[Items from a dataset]
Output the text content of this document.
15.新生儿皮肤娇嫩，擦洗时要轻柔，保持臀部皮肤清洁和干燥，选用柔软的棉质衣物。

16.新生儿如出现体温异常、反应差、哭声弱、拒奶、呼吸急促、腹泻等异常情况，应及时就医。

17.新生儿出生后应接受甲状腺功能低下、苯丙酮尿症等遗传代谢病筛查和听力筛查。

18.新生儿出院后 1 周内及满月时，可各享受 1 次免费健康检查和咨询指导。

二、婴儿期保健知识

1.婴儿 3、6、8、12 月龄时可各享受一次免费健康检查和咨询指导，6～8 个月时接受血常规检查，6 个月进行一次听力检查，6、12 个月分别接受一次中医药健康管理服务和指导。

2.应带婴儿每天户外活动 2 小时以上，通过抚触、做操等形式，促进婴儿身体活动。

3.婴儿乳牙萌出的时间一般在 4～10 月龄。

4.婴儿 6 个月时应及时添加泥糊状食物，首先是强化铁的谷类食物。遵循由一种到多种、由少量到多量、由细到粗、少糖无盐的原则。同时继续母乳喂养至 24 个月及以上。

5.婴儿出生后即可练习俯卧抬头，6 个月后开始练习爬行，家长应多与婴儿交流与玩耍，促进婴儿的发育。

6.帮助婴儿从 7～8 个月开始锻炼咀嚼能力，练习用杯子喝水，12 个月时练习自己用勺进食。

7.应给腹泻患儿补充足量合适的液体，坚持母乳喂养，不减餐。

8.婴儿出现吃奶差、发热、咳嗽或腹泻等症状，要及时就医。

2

▶ _Your instructions_:
Copy every record above exactly as it appears.

▶ _Task response_:
Output the text content of this document.
15.新生儿皮肤娇嫩，擦洗时要轻柔，保持臀部皮肤清洁和干燥，选用柔软的棉质衣物。

16.新生儿如出现体温异常、反应差、哭声弱、拒奶、呼吸急促、腹泻等异常情况，应及时就医。

17.新生儿出生后应接受甲状腺功能低下、苯丙酮尿症等遗传代谢病筛查和听力筛查。

18.新生儿出院后 1 周内及满月时，可各享受 1 次免费健康检查和咨询指导。

二、婴儿期保健知识

1.婴儿 3、6、8、12 月龄时可各享受一次免费健康检查和咨询指导，6～8 个月时接受血常规检查，6 个月进行一次听力检查，6、12 个月分别接受一次中医药健康管理服务和指导。

2.应带婴儿每天户外活动 2 小时以上，通过抚触、做操等形式，促进婴儿身体活动。

3.婴儿乳牙萌出的时间一般在 4～10 月龄。

4.婴儿 6 个月时应及时添加泥糊状食物，首先是强化铁的谷类食物。遵循由一种到多种、由少量到多量、由细到粗、少糖无盐的原则。同时继续母乳喂养至 24 个月及以上。

5.婴儿出生后即可练习俯卧抬头，6 个月后开始练习爬行，家长应多与婴儿交流与玩耍，促进婴儿的发育。

6.帮助婴儿从 7～8 个月开始锻炼咀嚼能力，练习用杯子喝水，12 个月时练习自己用勺进食。

7.应给腹泻患儿补充足量合适的液体，坚持母乳喂养，不减餐。

8.婴儿出现吃奶差、发热、咳嗽或腹泻等症状，要及时就医。

2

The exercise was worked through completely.